**WHAT TO WORK ON**
What is needed here is an exact copy of every entry.

(Dataset entries)
****

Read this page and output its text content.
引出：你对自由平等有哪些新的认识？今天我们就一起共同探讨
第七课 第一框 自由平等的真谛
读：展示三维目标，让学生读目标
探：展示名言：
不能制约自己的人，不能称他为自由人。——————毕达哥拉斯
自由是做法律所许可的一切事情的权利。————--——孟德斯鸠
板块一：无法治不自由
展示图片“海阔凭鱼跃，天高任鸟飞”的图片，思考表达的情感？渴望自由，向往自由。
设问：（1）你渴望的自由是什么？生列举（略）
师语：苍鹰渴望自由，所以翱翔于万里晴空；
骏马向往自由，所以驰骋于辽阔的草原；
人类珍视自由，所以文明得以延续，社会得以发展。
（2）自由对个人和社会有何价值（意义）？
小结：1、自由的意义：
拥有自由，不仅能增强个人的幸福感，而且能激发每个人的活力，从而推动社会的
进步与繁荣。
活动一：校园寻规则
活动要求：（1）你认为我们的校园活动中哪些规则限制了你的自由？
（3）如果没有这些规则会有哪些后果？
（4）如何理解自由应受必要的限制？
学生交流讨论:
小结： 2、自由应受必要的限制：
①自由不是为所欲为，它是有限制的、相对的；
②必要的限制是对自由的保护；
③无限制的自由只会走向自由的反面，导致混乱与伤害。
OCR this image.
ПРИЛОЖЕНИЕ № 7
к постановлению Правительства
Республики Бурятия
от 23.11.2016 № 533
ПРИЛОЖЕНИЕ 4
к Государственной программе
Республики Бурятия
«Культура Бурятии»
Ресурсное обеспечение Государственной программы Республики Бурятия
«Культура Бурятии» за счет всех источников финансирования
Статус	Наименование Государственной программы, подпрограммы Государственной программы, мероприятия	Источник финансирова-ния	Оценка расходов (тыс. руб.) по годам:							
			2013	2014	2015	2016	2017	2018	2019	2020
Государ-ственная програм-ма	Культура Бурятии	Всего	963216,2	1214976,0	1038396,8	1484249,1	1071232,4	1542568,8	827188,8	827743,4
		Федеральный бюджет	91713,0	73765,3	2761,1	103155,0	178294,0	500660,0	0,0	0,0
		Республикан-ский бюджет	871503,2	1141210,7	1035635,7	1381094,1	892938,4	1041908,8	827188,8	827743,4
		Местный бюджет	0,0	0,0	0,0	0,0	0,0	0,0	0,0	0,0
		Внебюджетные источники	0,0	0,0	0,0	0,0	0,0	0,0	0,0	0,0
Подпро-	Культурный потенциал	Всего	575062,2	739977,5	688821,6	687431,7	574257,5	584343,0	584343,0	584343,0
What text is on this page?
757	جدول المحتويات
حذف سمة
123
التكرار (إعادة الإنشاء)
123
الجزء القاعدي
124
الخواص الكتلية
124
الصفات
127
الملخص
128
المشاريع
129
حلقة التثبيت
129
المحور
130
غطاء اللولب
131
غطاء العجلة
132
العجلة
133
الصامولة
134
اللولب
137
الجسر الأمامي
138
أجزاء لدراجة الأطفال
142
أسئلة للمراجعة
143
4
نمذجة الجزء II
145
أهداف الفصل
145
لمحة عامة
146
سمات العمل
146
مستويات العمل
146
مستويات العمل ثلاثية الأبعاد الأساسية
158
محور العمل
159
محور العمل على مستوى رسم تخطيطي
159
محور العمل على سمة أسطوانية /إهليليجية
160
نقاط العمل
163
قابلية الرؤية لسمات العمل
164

****

**RESPONSE FOR THIS EXERCISE**
Read this page and output its text content.
引出：你对自由平等有哪些新的认识？今天我们就一起共同探讨
第七课 第一框 自由平等的真谛
读：展示三维目标，让学生读目标
探：展示名言：
不能制约自己的人，不能称他为自由人。——————毕达哥拉斯
自由是做法律所许可的一切事情的权利。————--——孟德斯鸠
板块一：无法治不自由
展示图片“海阔凭鱼跃，天高任鸟飞”的图片，思考表达的情感？渴望自由，向往自由。
设问：（1）你渴望的自由是什么？生列举（略）
师语：苍鹰渴望自由，所以翱翔于万里晴空；
骏马向往自由，所以驰骋于辽阔的草原；
人类珍视自由，所以文明得以延续，社会得以发展。
（2）自由对个人和社会有何价值（意义）？
小结：1、自由的意义：
拥有自由，不仅能增强个人的幸福感，而且能激发每个人的活力，从而推动社会的
进步与繁荣。
活动一：校园寻规则
活动要求：（1）你认为我们的校园活动中哪些规则限制了你的自由？
（3）如果没有这些规则会有哪些后果？
（4）如何理解自由应受必要的限制？
学生交流讨论:
小结： 2、自由应受必要的限制：
①自由不是为所欲为，它是有限制的、相对的；
②必要的限制是对自由的保护；
③无限制的自由只会走向自由的反面，导致混乱与伤害。
OCR this image.
ПРИЛОЖЕНИЕ № 7
к постановлению Правительства
Республики Бурятия
от 23.11.2016 № 533
ПРИЛОЖЕНИЕ 4
к Государственной программе
Республики Бурятия
«Культура Бурятии»
Ресурсное обеспечение Государственной программы Республики Бурятия
«Культура Бурятии» за счет всех источников финансирования
Статус	Наименование Государственной программы, подпрограммы Государственной программы, мероприятия	Источник финансирова-ния	Оценка расходов (тыс. руб.) по годам:							
			2013	2014	2015	2016	2017	2018	2019	2020
Государ-ственная програм-ма	Культура Бурятии	Всего	963216,2	1214976,0	1038396,8	1484249,1	1071232,4	1542568,8	827188,8	827743,4
		Федеральный бюджет	91713,0	73765,3	2761,1	103155,0	178294,0	500660,0	0,0	0,0
		Республикан-ский бюджет	871503,2	1141210,7	1035635,7	1381094,1	892938,4	1041908,8	827188,8	827743,4
		Местный бюджет	0,0	0,0	0,0	0,0	0,0	0,0	0,0	0,0
		Внебюджетные источники	0,0	0,0	0,0	0,0	0,0	0,0	0,0	0,0
Подпро-	Культурный потенциал	Всего	575062,2	739977,5	688821,6	687431,7	574257,5	584343,0	584343,0	584343,0
What text is on this page?
757	جدول المحتويات
حذف سمة
123
التكرار (إعادة الإنشاء)
123
الجزء القاعدي
124
الخواص الكتلية
124
الصفات
127
الملخص
128
المشاريع
129
حلقة التثبيت
129
المحور
130
غطاء اللولب
131
غطاء العجلة
132
العجلة
133
الصامولة
134
اللولب
137
الجسر الأمامي
138
أجزاء لدراجة الأطفال
142
أسئلة للمراجعة
143
4
نمذجة الجزء II
145
أهداف الفصل
145
لمحة عامة
146
سمات العمل
146
مستويات العمل
146
مستويات العمل ثلاثية الأبعاد الأساسية
158
محور العمل
159
محور العمل على مستوى رسم تخطيطي
159
محور العمل على سمة أسطوانية /إهليليجية
160
نقاط العمل
163
قابلية الرؤية لسمات العمل
164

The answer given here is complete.